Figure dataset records
──────────────────────────────
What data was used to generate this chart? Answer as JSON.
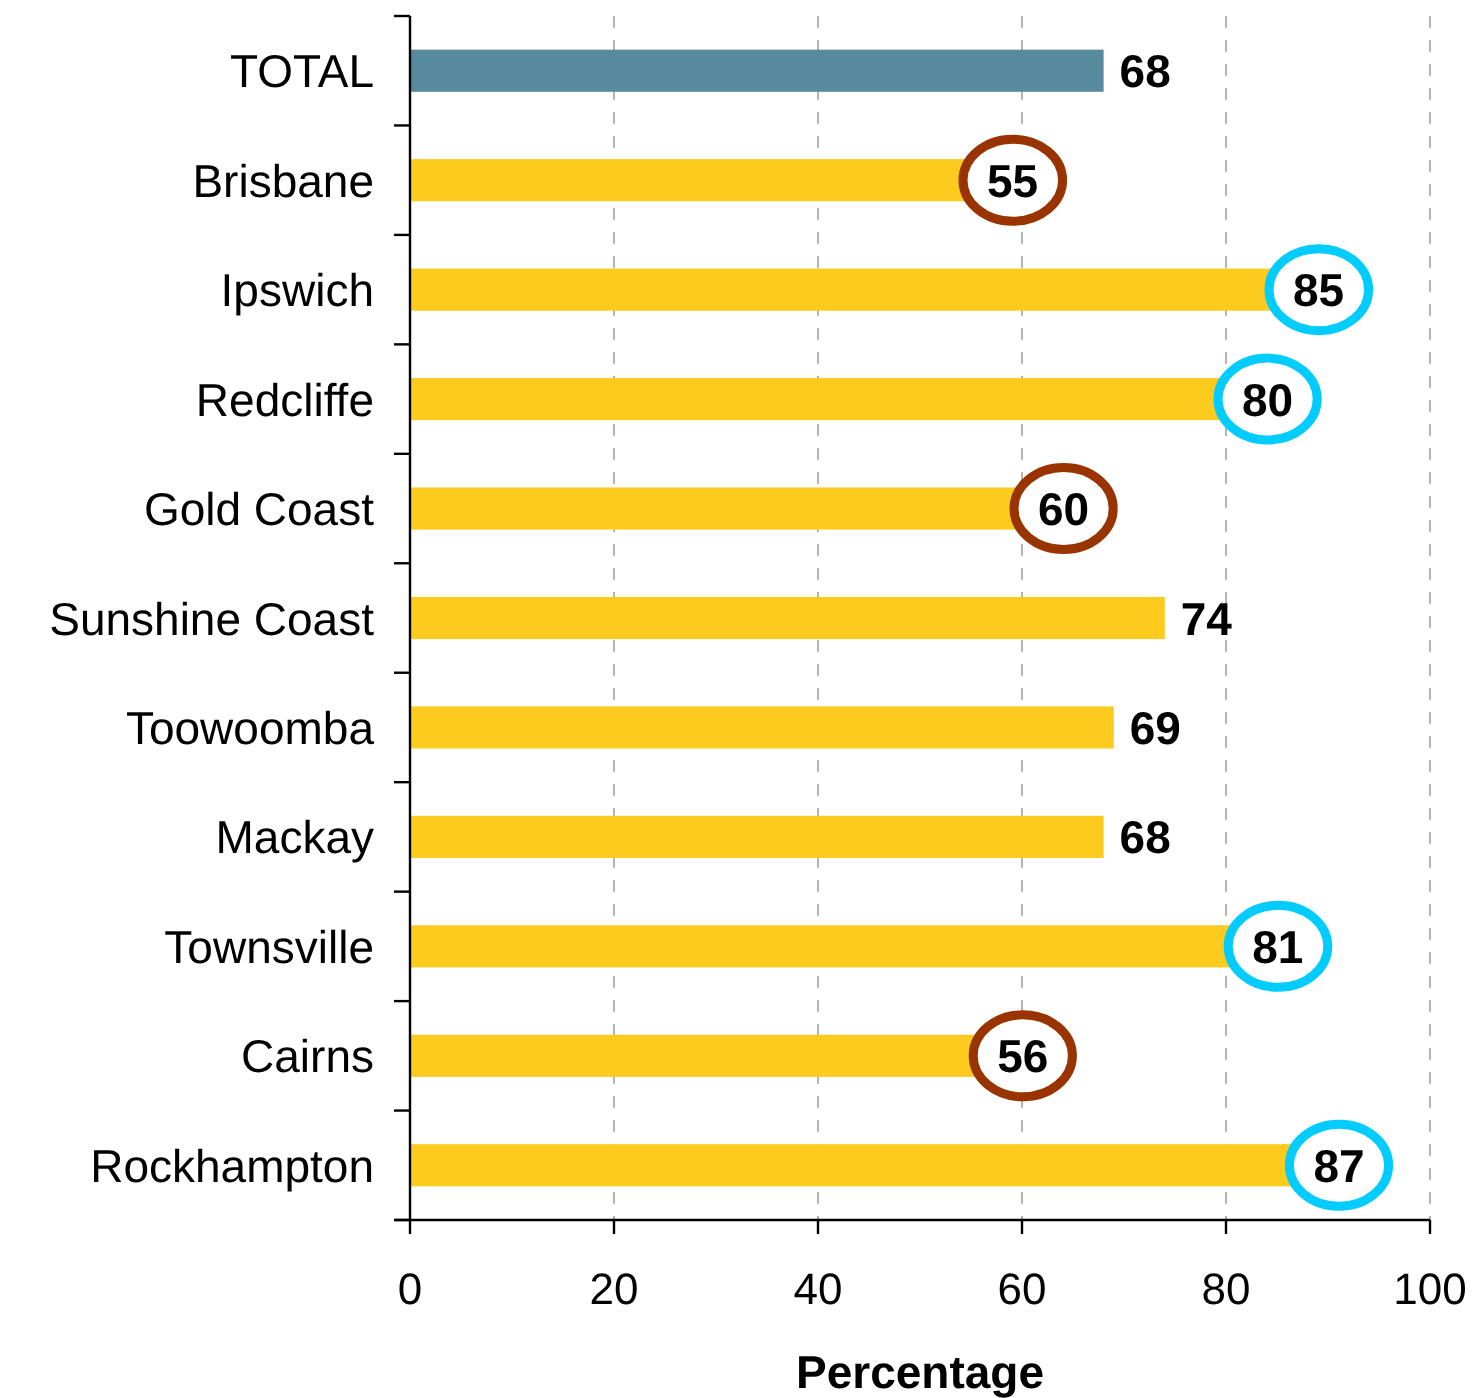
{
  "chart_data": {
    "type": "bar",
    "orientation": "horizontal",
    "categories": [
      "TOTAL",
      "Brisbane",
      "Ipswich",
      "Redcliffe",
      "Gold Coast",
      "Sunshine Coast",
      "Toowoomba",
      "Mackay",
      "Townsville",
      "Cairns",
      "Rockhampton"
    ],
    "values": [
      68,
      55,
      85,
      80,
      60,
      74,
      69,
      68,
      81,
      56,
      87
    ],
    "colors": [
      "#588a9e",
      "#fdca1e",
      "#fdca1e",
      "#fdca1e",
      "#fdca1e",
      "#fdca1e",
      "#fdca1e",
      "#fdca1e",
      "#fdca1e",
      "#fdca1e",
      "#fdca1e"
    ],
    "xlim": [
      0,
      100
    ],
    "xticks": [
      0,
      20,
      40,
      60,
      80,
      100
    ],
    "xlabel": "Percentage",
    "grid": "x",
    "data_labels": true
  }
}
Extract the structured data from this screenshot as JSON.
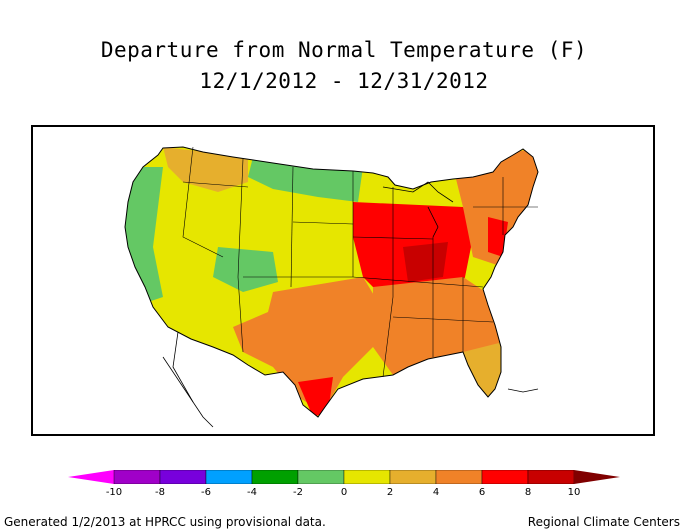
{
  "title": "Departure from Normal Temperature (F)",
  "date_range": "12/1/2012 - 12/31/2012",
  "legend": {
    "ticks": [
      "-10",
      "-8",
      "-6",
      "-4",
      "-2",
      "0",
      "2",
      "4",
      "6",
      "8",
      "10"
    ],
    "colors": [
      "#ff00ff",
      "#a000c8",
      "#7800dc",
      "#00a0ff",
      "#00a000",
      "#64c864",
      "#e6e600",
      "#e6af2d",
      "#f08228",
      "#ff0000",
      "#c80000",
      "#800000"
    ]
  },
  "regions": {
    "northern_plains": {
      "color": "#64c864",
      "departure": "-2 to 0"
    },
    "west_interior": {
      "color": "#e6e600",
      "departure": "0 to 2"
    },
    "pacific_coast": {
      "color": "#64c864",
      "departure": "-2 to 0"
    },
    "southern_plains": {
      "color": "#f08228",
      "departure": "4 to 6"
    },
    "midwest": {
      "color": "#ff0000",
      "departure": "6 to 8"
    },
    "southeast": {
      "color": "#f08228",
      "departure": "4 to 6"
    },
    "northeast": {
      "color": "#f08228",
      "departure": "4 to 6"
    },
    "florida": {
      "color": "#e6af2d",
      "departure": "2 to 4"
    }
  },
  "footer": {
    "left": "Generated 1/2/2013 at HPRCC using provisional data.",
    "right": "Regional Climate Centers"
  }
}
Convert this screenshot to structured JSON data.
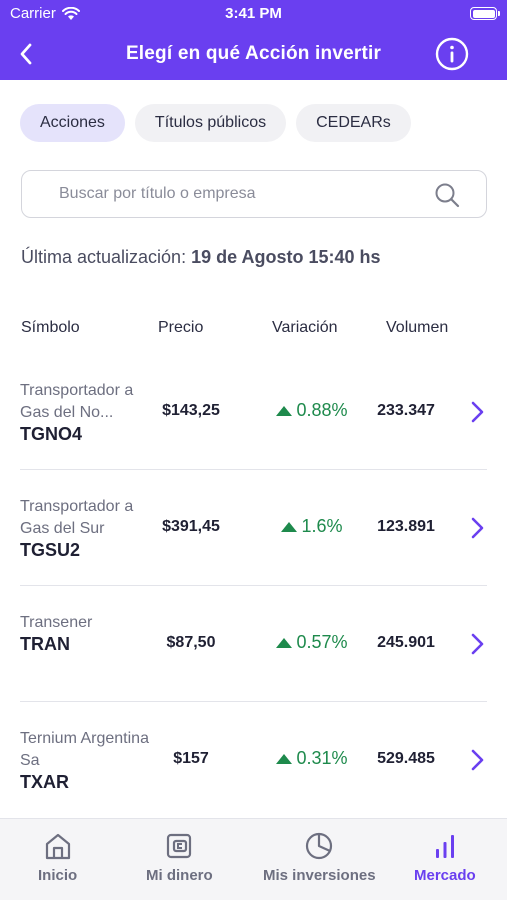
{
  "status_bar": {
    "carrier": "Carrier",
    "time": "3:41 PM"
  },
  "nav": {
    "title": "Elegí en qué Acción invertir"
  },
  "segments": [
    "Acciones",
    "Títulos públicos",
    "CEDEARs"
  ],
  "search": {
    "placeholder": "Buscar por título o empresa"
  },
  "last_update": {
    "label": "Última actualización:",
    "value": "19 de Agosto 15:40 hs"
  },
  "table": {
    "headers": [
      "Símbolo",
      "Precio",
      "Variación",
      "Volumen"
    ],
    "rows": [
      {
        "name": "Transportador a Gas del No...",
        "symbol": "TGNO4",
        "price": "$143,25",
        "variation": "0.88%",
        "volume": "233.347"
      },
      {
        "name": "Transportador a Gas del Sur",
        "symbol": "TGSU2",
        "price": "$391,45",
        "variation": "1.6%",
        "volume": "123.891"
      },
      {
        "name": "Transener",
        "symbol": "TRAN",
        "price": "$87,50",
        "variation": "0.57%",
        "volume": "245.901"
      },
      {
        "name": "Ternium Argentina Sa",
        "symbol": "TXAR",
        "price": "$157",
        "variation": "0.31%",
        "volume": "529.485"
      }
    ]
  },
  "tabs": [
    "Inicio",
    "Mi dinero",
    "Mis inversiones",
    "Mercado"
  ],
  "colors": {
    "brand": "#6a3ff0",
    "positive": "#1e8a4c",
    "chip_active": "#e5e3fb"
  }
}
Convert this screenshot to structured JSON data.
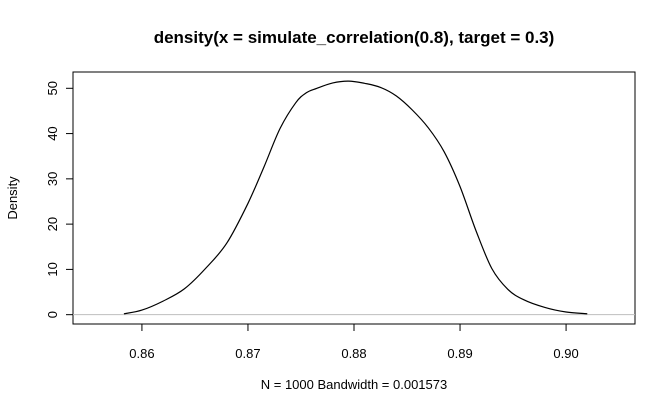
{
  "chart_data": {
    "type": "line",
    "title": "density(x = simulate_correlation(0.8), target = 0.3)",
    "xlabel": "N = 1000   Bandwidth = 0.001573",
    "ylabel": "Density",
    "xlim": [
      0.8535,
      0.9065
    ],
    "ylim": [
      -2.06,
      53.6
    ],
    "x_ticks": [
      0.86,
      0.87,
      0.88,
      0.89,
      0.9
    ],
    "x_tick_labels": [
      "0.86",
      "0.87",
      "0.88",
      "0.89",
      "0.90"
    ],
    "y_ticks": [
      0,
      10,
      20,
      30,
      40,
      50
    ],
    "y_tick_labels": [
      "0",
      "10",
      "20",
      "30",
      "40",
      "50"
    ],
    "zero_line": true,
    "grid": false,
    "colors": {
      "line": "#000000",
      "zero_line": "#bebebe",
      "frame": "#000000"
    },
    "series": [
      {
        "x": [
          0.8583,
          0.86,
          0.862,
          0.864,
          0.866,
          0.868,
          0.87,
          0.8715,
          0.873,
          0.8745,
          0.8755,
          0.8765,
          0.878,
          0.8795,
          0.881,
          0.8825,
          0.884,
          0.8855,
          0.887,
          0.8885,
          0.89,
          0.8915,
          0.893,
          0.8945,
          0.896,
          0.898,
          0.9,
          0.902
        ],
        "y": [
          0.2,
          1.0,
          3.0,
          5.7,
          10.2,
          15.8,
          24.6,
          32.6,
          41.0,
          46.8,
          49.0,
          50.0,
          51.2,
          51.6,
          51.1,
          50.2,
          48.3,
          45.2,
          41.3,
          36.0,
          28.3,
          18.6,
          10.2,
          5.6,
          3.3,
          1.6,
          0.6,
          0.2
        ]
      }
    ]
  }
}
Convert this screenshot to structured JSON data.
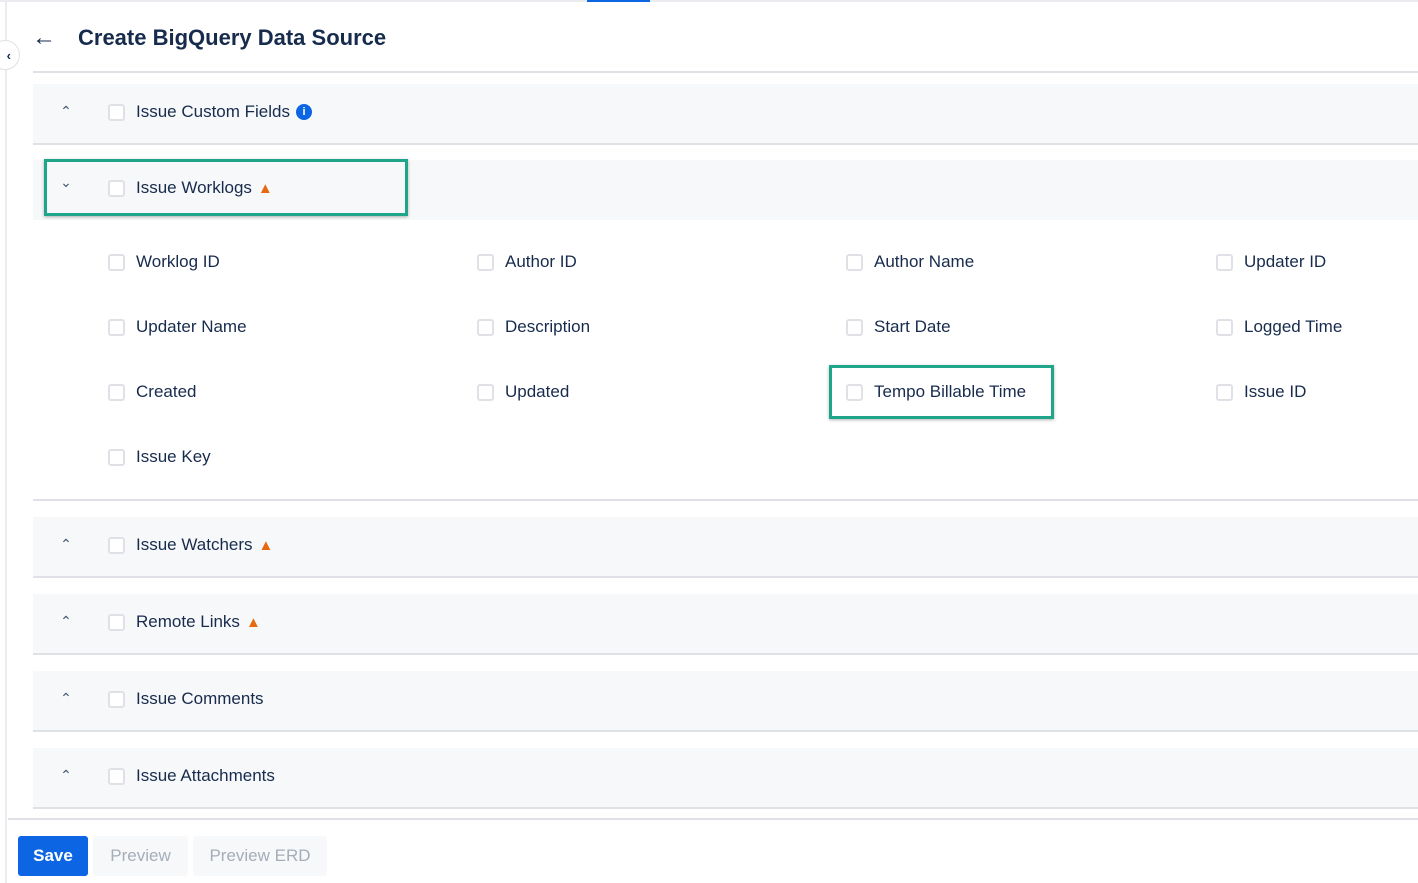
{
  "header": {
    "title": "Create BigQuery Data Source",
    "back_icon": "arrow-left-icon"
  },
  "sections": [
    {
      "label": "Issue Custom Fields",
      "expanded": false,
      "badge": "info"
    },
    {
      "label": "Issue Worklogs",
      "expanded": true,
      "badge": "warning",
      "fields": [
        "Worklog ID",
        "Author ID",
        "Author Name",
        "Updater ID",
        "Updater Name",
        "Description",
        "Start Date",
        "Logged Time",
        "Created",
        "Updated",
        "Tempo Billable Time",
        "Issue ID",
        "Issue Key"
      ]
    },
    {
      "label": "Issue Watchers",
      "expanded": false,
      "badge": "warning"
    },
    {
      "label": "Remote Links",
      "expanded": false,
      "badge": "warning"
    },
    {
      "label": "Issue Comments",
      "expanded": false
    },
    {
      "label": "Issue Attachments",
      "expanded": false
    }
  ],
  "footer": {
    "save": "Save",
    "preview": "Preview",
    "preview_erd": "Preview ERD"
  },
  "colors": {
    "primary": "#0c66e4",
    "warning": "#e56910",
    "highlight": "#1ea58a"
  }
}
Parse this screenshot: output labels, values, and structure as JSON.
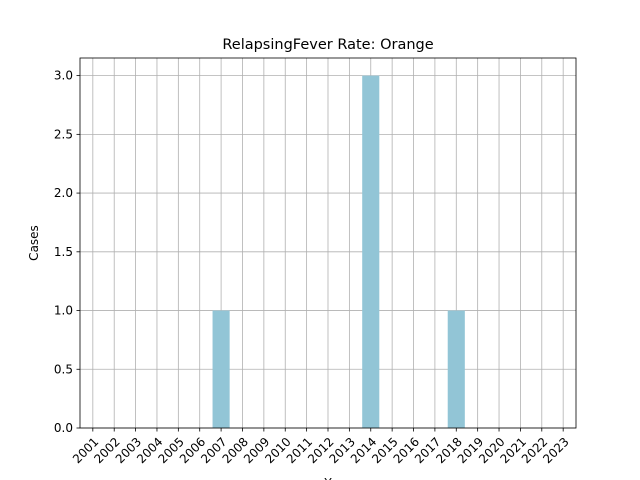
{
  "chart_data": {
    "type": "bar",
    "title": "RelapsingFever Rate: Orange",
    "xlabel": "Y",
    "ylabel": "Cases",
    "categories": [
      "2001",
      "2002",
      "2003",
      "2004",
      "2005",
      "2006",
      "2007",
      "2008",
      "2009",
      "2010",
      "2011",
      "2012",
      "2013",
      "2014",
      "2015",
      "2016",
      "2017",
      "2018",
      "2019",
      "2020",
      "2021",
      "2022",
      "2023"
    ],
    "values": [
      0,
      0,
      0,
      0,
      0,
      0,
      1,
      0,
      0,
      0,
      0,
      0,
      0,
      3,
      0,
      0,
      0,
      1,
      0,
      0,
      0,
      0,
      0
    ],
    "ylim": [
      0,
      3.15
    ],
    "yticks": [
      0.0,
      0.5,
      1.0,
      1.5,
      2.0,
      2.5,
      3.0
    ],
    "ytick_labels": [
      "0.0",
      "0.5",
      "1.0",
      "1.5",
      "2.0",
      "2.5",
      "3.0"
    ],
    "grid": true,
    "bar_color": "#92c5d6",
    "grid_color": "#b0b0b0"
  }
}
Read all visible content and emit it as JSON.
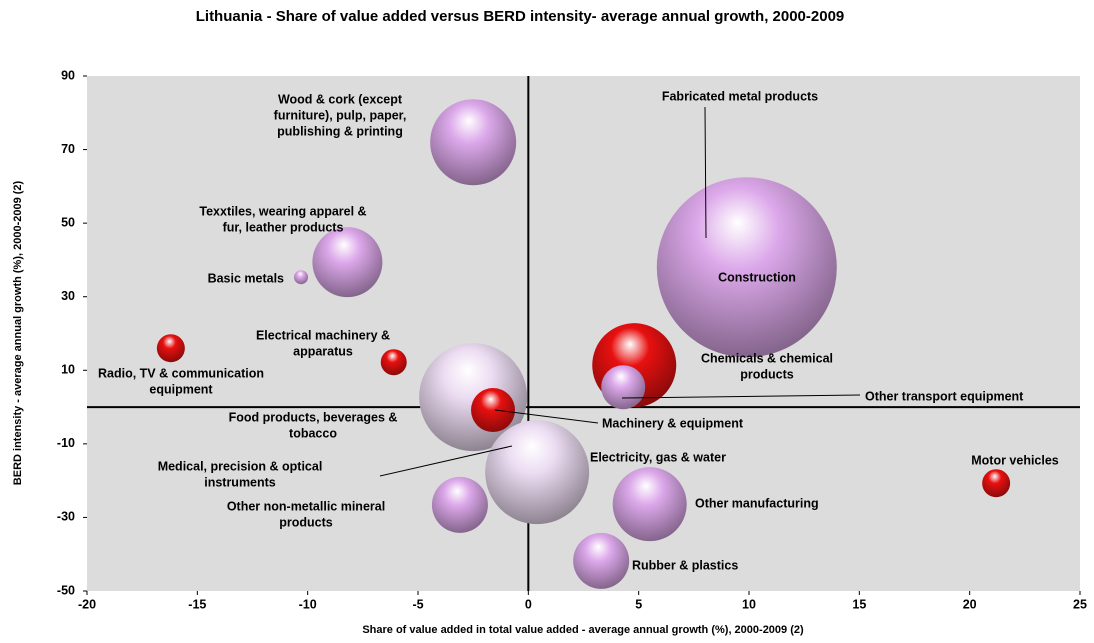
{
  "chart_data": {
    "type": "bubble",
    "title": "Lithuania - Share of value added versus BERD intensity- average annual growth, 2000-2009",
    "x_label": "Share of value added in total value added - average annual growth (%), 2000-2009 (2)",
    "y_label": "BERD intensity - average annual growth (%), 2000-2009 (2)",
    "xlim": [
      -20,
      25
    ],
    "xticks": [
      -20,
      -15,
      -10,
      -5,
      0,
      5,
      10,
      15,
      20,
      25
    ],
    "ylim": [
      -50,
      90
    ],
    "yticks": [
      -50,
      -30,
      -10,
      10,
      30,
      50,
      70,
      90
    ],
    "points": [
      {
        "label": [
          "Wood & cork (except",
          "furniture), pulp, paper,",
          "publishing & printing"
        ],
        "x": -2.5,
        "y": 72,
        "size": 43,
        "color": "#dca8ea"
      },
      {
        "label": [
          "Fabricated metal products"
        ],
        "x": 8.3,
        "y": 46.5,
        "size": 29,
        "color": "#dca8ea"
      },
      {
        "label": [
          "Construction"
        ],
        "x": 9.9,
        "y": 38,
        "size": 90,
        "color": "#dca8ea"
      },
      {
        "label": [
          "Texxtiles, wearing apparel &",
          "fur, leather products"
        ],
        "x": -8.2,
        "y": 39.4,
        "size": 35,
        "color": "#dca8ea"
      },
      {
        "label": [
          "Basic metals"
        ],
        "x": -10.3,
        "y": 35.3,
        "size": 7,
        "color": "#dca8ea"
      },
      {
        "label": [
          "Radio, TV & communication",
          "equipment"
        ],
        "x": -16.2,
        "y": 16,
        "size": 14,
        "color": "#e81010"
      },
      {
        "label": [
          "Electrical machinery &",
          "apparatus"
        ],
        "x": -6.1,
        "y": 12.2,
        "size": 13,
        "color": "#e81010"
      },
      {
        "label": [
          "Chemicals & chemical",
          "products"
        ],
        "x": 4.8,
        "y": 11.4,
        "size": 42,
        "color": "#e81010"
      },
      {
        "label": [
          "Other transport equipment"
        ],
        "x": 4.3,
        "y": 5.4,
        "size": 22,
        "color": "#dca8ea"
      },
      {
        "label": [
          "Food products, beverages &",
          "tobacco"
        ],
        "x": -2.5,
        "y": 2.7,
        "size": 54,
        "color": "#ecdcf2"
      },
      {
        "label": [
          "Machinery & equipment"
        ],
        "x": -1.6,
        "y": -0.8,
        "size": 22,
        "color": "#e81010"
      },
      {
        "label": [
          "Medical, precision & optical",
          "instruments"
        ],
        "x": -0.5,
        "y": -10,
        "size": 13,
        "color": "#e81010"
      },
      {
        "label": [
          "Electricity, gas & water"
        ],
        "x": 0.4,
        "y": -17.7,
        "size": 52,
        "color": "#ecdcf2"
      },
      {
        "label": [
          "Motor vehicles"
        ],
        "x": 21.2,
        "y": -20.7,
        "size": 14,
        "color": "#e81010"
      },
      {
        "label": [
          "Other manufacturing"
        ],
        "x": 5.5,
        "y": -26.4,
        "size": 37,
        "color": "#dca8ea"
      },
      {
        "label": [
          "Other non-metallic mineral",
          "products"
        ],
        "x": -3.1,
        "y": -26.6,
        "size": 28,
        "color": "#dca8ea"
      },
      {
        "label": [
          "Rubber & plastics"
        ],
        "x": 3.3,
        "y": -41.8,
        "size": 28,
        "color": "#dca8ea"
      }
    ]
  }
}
──────────────────────────────
The task: Copy each line of the data above that holds "price".

Full response:
        "price": "$143,25",
        "price": "$391,45",
        "price": "$87,50",
        "price": "$157",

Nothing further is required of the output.